> Figure collection entries:
>>

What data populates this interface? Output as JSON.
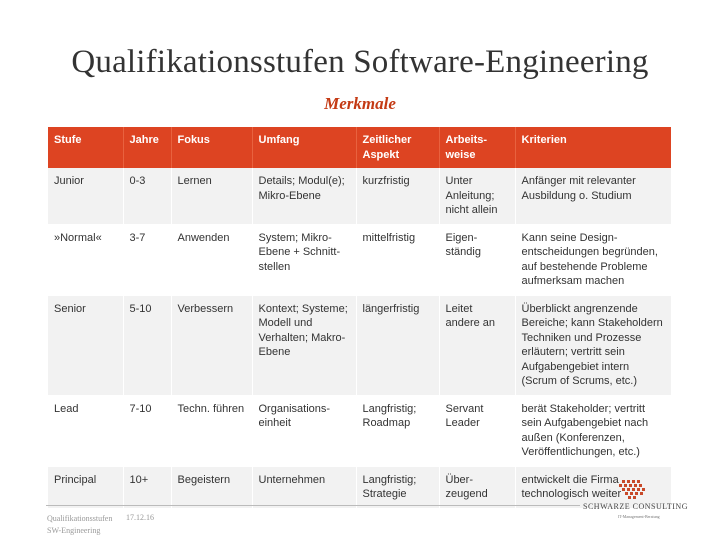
{
  "title": "Qualifikationsstufen Software-Engineering",
  "subtitle": "Merkmale",
  "table": {
    "headers": [
      "Stufe",
      "Jahre",
      "Fokus",
      "Umfang",
      "Zeitlicher Aspekt",
      "Arbeits-weise",
      "Kriterien"
    ],
    "rows": [
      [
        "Junior",
        "0-3",
        "Lernen",
        "Details; Modul(e); Mikro-Ebene",
        "kurzfristig",
        "Unter Anleitung; nicht allein",
        "Anfänger mit relevanter Ausbildung o. Studium"
      ],
      [
        "»Normal«",
        "3-7",
        "Anwenden",
        "System; Mikro-Ebene + Schnitt-stellen",
        "mittelfristig",
        "Eigen-ständig",
        "Kann seine Design-entscheidungen begründen, auf bestehende Probleme aufmerksam machen"
      ],
      [
        "Senior",
        "5-10",
        "Verbessern",
        "Kontext; Systeme; Modell und Verhalten; Makro-Ebene",
        "längerfristig",
        "Leitet andere an",
        "Überblickt angrenzende Bereiche; kann Stakeholdern Techniken und Prozesse erläutern; vertritt sein Aufgabengebiet intern (Scrum of Scrums, etc.)"
      ],
      [
        "Lead",
        "7-10",
        "Techn. führen",
        "Organisations-einheit",
        "Langfristig; Roadmap",
        "Servant Leader",
        "berät Stakeholder; vertritt sein Aufgabengebiet nach außen (Konferenzen, Veröffentlichungen, etc.)"
      ],
      [
        "Principal",
        "10+",
        "Begeistern",
        "Unternehmen",
        "Langfristig; Strategie",
        "Über-zeugend",
        "entwickelt die Firma technologisch weiter"
      ]
    ]
  },
  "footer": {
    "line1": "Qualifikationsstufen",
    "line2": "SW-Engineering",
    "date": "17.12.16"
  },
  "logo": {
    "name": "SCHWARZE CONSULTING",
    "tagline": "IT-Management-Beratung",
    "color": "#c84a2a"
  },
  "colors": {
    "header_bg": "#dd4422",
    "subtitle": "#c43a14",
    "row_alt": "#f2f2f2"
  }
}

<<

> What is needed:
Report only the number of lines that hold the word "Qualifikationsstufen".

> Full response:
2